● Task
Below are some records. Say how many of their lines include the string "title", giving only the number.
======== Dataset rows
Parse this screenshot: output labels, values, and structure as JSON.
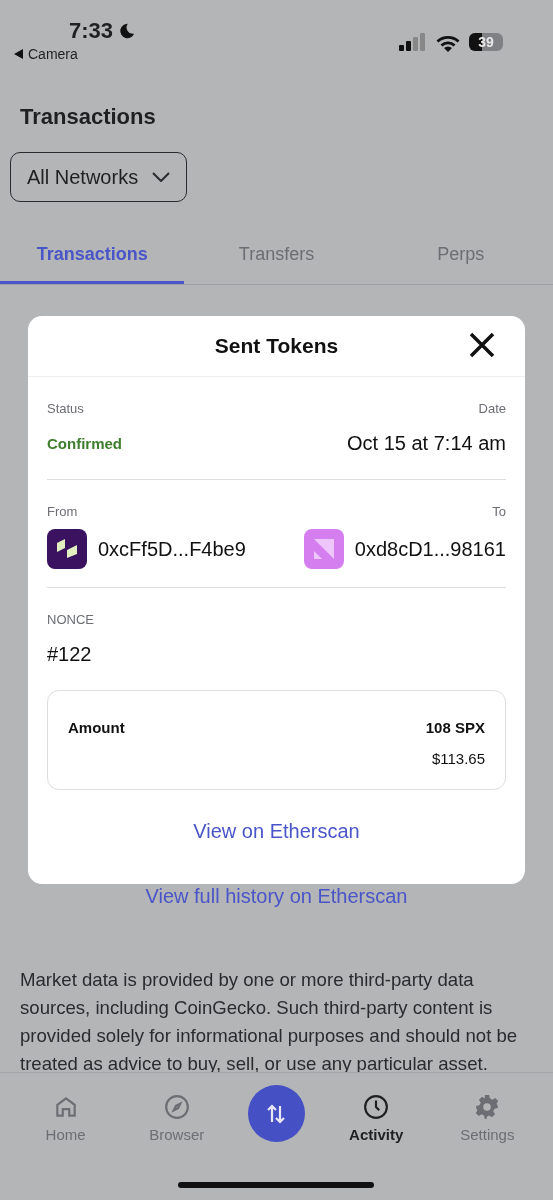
{
  "status_bar": {
    "time": "7:33",
    "back_label": "Camera",
    "battery": "39"
  },
  "header": {
    "title": "Transactions",
    "network_filter": "All Networks"
  },
  "tabs": [
    {
      "label": "Transactions",
      "selected": true
    },
    {
      "label": "Transfers",
      "selected": false
    },
    {
      "label": "Perps",
      "selected": false
    }
  ],
  "history_link": "View full history on Etherscan",
  "disclaimer": "Market data is provided by one or more third-party data sources, including CoinGecko. Such third-party content is provided solely for informational purposes and should not be treated as advice to buy, sell, or use any particular asset.",
  "bottom_nav": [
    {
      "label": "Home",
      "kind": "home",
      "selected": false
    },
    {
      "label": "Browser",
      "kind": "browser",
      "selected": false
    },
    {
      "kind": "swap",
      "selected": false
    },
    {
      "label": "Activity",
      "kind": "activity",
      "selected": true
    },
    {
      "label": "Settings",
      "kind": "settings",
      "selected": false
    }
  ],
  "modal": {
    "title": "Sent Tokens",
    "status": {
      "label": "Status",
      "value": "Confirmed",
      "kind": "confirmed"
    },
    "date": {
      "label": "Date",
      "value": "Oct 15 at 7:14 am"
    },
    "from": {
      "label": "From",
      "address": "0xcFf5D...F4be9"
    },
    "to": {
      "label": "To",
      "address": "0xd8cD1...98161"
    },
    "nonce": {
      "label": "NONCE",
      "value": "#122"
    },
    "amount": {
      "label": "Amount",
      "value": "108 SPX",
      "fiat": "$113.65"
    },
    "link": "View on Etherscan"
  }
}
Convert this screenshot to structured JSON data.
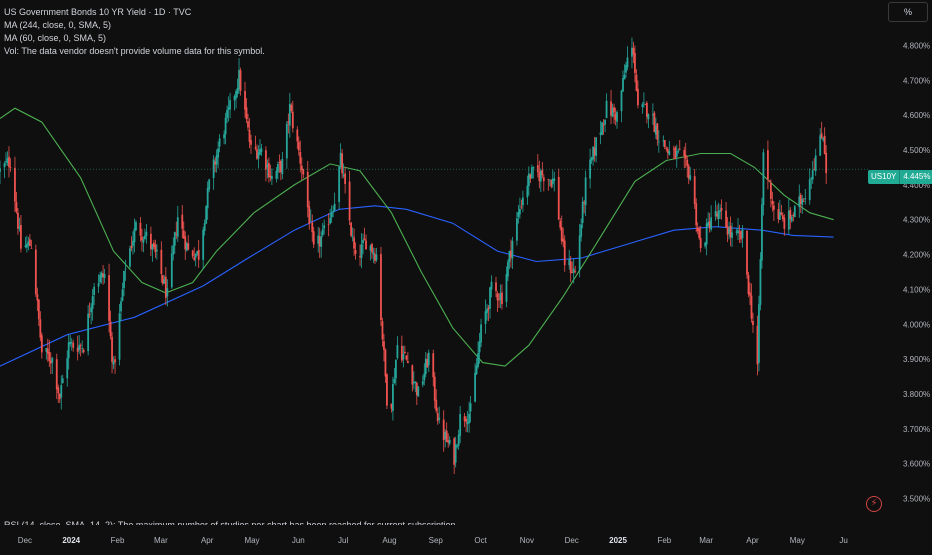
{
  "legend": {
    "title": "US Government Bonds 10 YR Yield · 1D · TVC",
    "ma1": "MA (244, close, 0, SMA, 5)",
    "ma2": "MA (60, close, 0, SMA, 5)",
    "vol": "Vol: The data vendor doesn't provide volume data for this symbol."
  },
  "rsi_note": "RSI (14, close, SMA, 14, 2): The maximum number of studies per chart has been reached for current subscription",
  "unit_label": "%",
  "last_price": {
    "symbol": "US10Y",
    "value": "4.445%"
  },
  "colors": {
    "up": "#26a69a",
    "down": "#ef5350",
    "ma_long": "#2962ff",
    "ma_short": "#4caf50",
    "background": "#0f0f0f",
    "grid": "#1c1c1c",
    "price_line": "#22ab94"
  },
  "icons": {
    "alert": "lightning-icon"
  },
  "chart_data": {
    "type": "candlestick",
    "ylim": [
      3.45,
      4.85
    ],
    "y_ticks": [
      "3.500%",
      "3.600%",
      "3.700%",
      "3.800%",
      "3.900%",
      "4.000%",
      "4.100%",
      "4.200%",
      "4.300%",
      "4.400%",
      "4.500%",
      "4.600%",
      "4.700%",
      "4.800%"
    ],
    "x_ticks": [
      "Dec",
      "2024",
      "Feb",
      "Mar",
      "Apr",
      "May",
      "Jun",
      "Jul",
      "Aug",
      "Sep",
      "Oct",
      "Nov",
      "Dec",
      "2025",
      "Feb",
      "Mar",
      "Apr",
      "May",
      "Ju"
    ],
    "x_start": "2023-11-17",
    "x_end": "2025-06-20",
    "close_path": [
      [
        "2023-11-17",
        4.44
      ],
      [
        "2023-11-24",
        4.47
      ],
      [
        "2023-12-01",
        4.22
      ],
      [
        "2023-12-08",
        4.23
      ],
      [
        "2023-12-15",
        3.92
      ],
      [
        "2023-12-22",
        3.9
      ],
      [
        "2023-12-27",
        3.79
      ],
      [
        "2024-01-02",
        3.94
      ],
      [
        "2024-01-12",
        3.94
      ],
      [
        "2024-01-19",
        4.12
      ],
      [
        "2024-01-26",
        4.14
      ],
      [
        "2024-02-01",
        3.87
      ],
      [
        "2024-02-09",
        4.17
      ],
      [
        "2024-02-16",
        4.28
      ],
      [
        "2024-02-23",
        4.25
      ],
      [
        "2024-03-01",
        4.19
      ],
      [
        "2024-03-08",
        4.08
      ],
      [
        "2024-03-15",
        4.31
      ],
      [
        "2024-03-22",
        4.21
      ],
      [
        "2024-03-29",
        4.2
      ],
      [
        "2024-04-05",
        4.4
      ],
      [
        "2024-04-12",
        4.52
      ],
      [
        "2024-04-19",
        4.62
      ],
      [
        "2024-04-25",
        4.71
      ],
      [
        "2024-05-03",
        4.5
      ],
      [
        "2024-05-10",
        4.5
      ],
      [
        "2024-05-17",
        4.42
      ],
      [
        "2024-05-24",
        4.46
      ],
      [
        "2024-05-29",
        4.62
      ],
      [
        "2024-06-07",
        4.43
      ],
      [
        "2024-06-14",
        4.21
      ],
      [
        "2024-06-21",
        4.26
      ],
      [
        "2024-06-28",
        4.36
      ],
      [
        "2024-07-02",
        4.47
      ],
      [
        "2024-07-12",
        4.18
      ],
      [
        "2024-07-19",
        4.24
      ],
      [
        "2024-07-26",
        4.2
      ],
      [
        "2024-08-02",
        3.79
      ],
      [
        "2024-08-05",
        3.78
      ],
      [
        "2024-08-09",
        3.94
      ],
      [
        "2024-08-16",
        3.89
      ],
      [
        "2024-08-23",
        3.8
      ],
      [
        "2024-08-30",
        3.91
      ],
      [
        "2024-09-06",
        3.71
      ],
      [
        "2024-09-16",
        3.62
      ],
      [
        "2024-09-20",
        3.73
      ],
      [
        "2024-09-27",
        3.75
      ],
      [
        "2024-10-04",
        3.98
      ],
      [
        "2024-10-11",
        4.1
      ],
      [
        "2024-10-18",
        4.08
      ],
      [
        "2024-10-25",
        4.24
      ],
      [
        "2024-11-01",
        4.37
      ],
      [
        "2024-11-06",
        4.43
      ],
      [
        "2024-11-15",
        4.43
      ],
      [
        "2024-11-22",
        4.41
      ],
      [
        "2024-11-29",
        4.18
      ],
      [
        "2024-12-06",
        4.15
      ],
      [
        "2024-12-13",
        4.4
      ],
      [
        "2024-12-20",
        4.52
      ],
      [
        "2024-12-27",
        4.62
      ],
      [
        "2025-01-03",
        4.6
      ],
      [
        "2025-01-10",
        4.76
      ],
      [
        "2025-01-14",
        4.79
      ],
      [
        "2025-01-17",
        4.61
      ],
      [
        "2025-01-24",
        4.62
      ],
      [
        "2025-01-31",
        4.54
      ],
      [
        "2025-02-07",
        4.49
      ],
      [
        "2025-02-14",
        4.48
      ],
      [
        "2025-02-21",
        4.43
      ],
      [
        "2025-02-28",
        4.21
      ],
      [
        "2025-03-07",
        4.31
      ],
      [
        "2025-03-14",
        4.31
      ],
      [
        "2025-03-21",
        4.25
      ],
      [
        "2025-03-28",
        4.25
      ],
      [
        "2025-04-04",
        4.0
      ],
      [
        "2025-04-07",
        3.88
      ],
      [
        "2025-04-11",
        4.49
      ],
      [
        "2025-04-18",
        4.33
      ],
      [
        "2025-04-25",
        4.29
      ],
      [
        "2025-05-02",
        4.32
      ],
      [
        "2025-05-09",
        4.38
      ],
      [
        "2025-05-16",
        4.48
      ],
      [
        "2025-05-21",
        4.55
      ],
      [
        "2025-05-23",
        4.45
      ]
    ],
    "ma_long": [
      [
        "2023-11-17",
        3.88
      ],
      [
        "2024-01-01",
        3.97
      ],
      [
        "2024-02-15",
        4.02
      ],
      [
        "2024-04-01",
        4.11
      ],
      [
        "2024-05-01",
        4.19
      ],
      [
        "2024-06-01",
        4.27
      ],
      [
        "2024-07-01",
        4.33
      ],
      [
        "2024-07-25",
        4.34
      ],
      [
        "2024-08-15",
        4.33
      ],
      [
        "2024-09-15",
        4.29
      ],
      [
        "2024-10-15",
        4.21
      ],
      [
        "2024-11-10",
        4.18
      ],
      [
        "2024-12-10",
        4.19
      ],
      [
        "2025-01-10",
        4.23
      ],
      [
        "2025-02-10",
        4.27
      ],
      [
        "2025-03-10",
        4.28
      ],
      [
        "2025-04-10",
        4.27
      ],
      [
        "2025-05-01",
        4.255
      ],
      [
        "2025-05-28",
        4.25
      ]
    ],
    "ma_short": [
      [
        "2023-11-17",
        4.59
      ],
      [
        "2023-11-27",
        4.62
      ],
      [
        "2023-12-15",
        4.58
      ],
      [
        "2024-01-10",
        4.42
      ],
      [
        "2024-02-01",
        4.21
      ],
      [
        "2024-02-20",
        4.12
      ],
      [
        "2024-03-07",
        4.09
      ],
      [
        "2024-03-25",
        4.12
      ],
      [
        "2024-04-10",
        4.21
      ],
      [
        "2024-05-05",
        4.32
      ],
      [
        "2024-06-01",
        4.4
      ],
      [
        "2024-06-25",
        4.46
      ],
      [
        "2024-07-15",
        4.44
      ],
      [
        "2024-08-05",
        4.32
      ],
      [
        "2024-08-25",
        4.15
      ],
      [
        "2024-09-15",
        3.99
      ],
      [
        "2024-10-05",
        3.89
      ],
      [
        "2024-10-20",
        3.88
      ],
      [
        "2024-11-05",
        3.94
      ],
      [
        "2024-11-28",
        4.08
      ],
      [
        "2024-12-20",
        4.23
      ],
      [
        "2025-01-15",
        4.41
      ],
      [
        "2025-02-05",
        4.47
      ],
      [
        "2025-02-28",
        4.49
      ],
      [
        "2025-03-20",
        4.49
      ],
      [
        "2025-04-05",
        4.45
      ],
      [
        "2025-04-25",
        4.37
      ],
      [
        "2025-05-12",
        4.32
      ],
      [
        "2025-05-28",
        4.3
      ]
    ],
    "last_value": 4.445,
    "grid": false
  }
}
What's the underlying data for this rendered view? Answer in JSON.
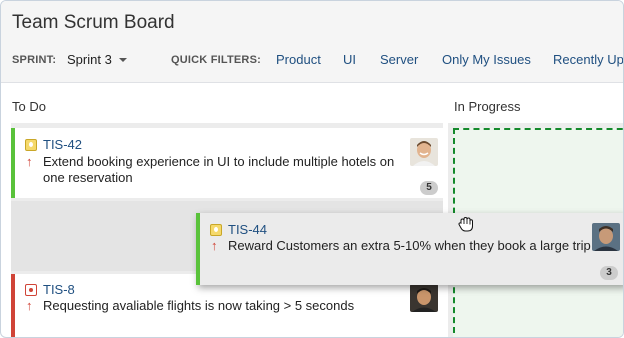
================
● Written solution
3